• **Problem to solve**: Take each line containing the word "rectangular" and copy it.

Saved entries
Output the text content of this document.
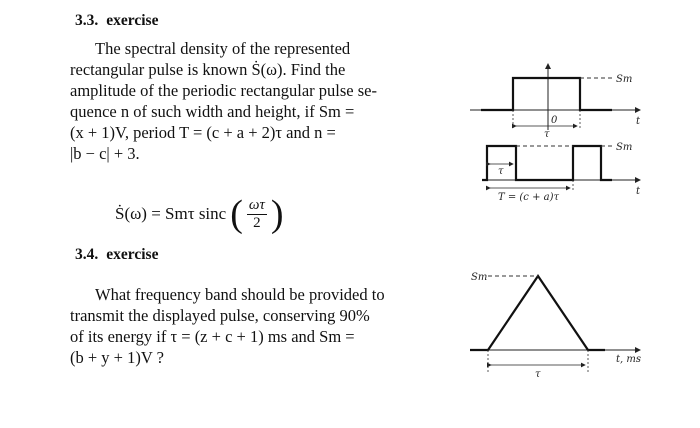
3.3. exercise
The spectral density of the represented
rectangular pulse is known Ṡ(ω). Find the
amplitude of the periodic rectangular pulse se-
quence n of such width and height, if Sm =
(x + 1)V, period T = (c + a + 2)τ and n =
|b − c| + 3.
Ṡ(ω) = Smτ sinc ( $\frac{\omega\tau}{2}$ )
3.4. exercise
What frequency band should be provided to
transmit the displayed pulse, conserving 90%
of its energy if τ = (z + c + 1) ms and Sm =
(b + y + 1)V ?
Sm
0
τ
t
Sm
τ
t
T = (c + a)τ
Sm
τ
t, ms
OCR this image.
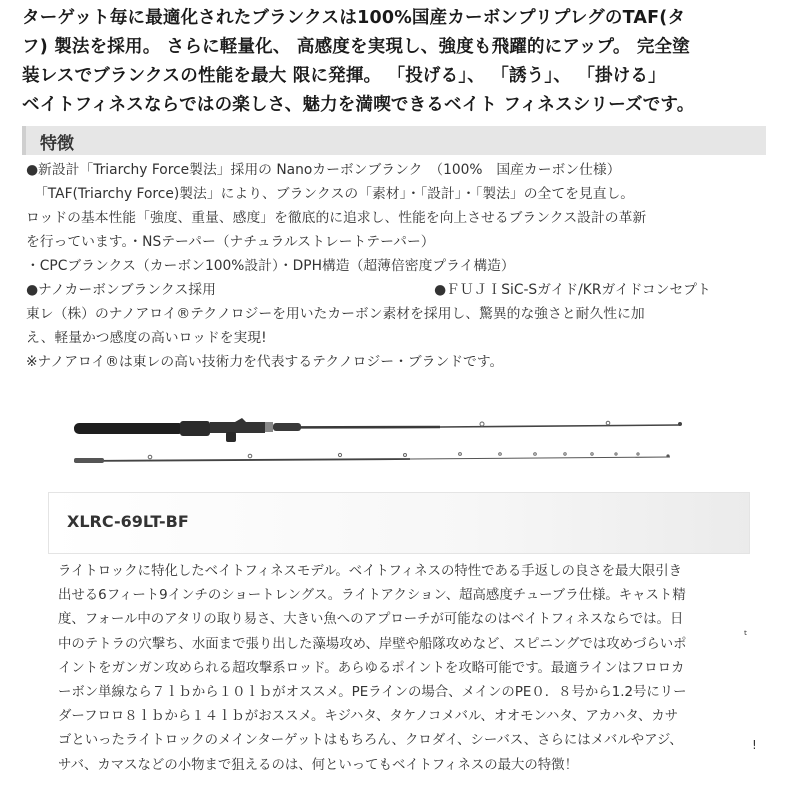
ターゲット毎に最適化されたブランクスは100%国産カーボンプリプレグのTAF(タ
フ) 製法を採用。 さらに軽量化、 高感度を実現し、強度も飛躍的にアップ。 完全塗
装レスでブランクスの性能を最大 限に発揮。 「投げる」、 「誘う」、 「掛ける」
ベイトフィネスならではの楽しさ、魅力を満喫できるベイト フィネスシリーズです。
特徴
●新設計「Triarchy Force製法」採用の Nanoカーボンブランク　（100%　国産カーボン仕様）
「TAF(Triarchy Force)製法」により、ブランクスの「素材」・「設計」・「製法」の全てを見直し。
ロッドの基本性能「強度、重量、感度」を徹底的に追求し、性能を向上させるブランクス設計の革新
を行っています。・NSテーパー（ナチュラルストレートテーパー）
・CPCブランクス（カーボン100%設計）・DPH構造（超薄倍密度プライ構造）
●ナノカーボンブランクス採用	●ＦＵＪＩSiC-Sガイド/KRガイドコンセプト
東レ（株）のナノアロイ®テクノロジーを用いたカーボン素材を採用し、驚異的な強さと耐久性に加
え、軽量かつ感度の高いロッドを実現!
※ナノアロイ®は東レの高い技術力を代表するテクノロジー・ブランドです。
XLRC-69LT-BF
ライトロックに特化したベイトフィネスモデル。ベイトフィネスの特性である手返しの良さを最大限引き
出せる6フィート9インチのショートレングス。ライトアクション、超高感度チューブラ仕様。キャスト精
度、フォール中のアタリの取り易さ、大きい魚へのアプローチが可能なのはベイトフィネスならでは。日
中のテトラの穴撃ち、水面まで張り出した藻場攻め、岸壁や船隊攻めなど、スピニングでは攻めづらいポ
イントをガンガン攻められる超攻撃系ロッド。あらゆるポイントを攻略可能です。最適ラインはフロロカ
ーボン単線なら７ｌｂから１０ｌｂがオススメ。PEラインの場合、メインのPE０．８号から1.2号にリー
ダーフロロ８ｌｂから１４ｌｂがおススメ。キジハタ、タケノコメバル、オオモンハタ、アカハタ、カサ
ゴといったライトロックのメインターゲットはもちろん、クロダイ、シーバス、さらにはメバルやアジ、
サバ、カマスなどの小物まで狙えるのは、何といってもベイトフィネスの最大の特徴！
ᵗ
!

• **Task solution**:
rectangular pulse is known Ṡ(ω). Find the
amplitude of the periodic rectangular pulse se-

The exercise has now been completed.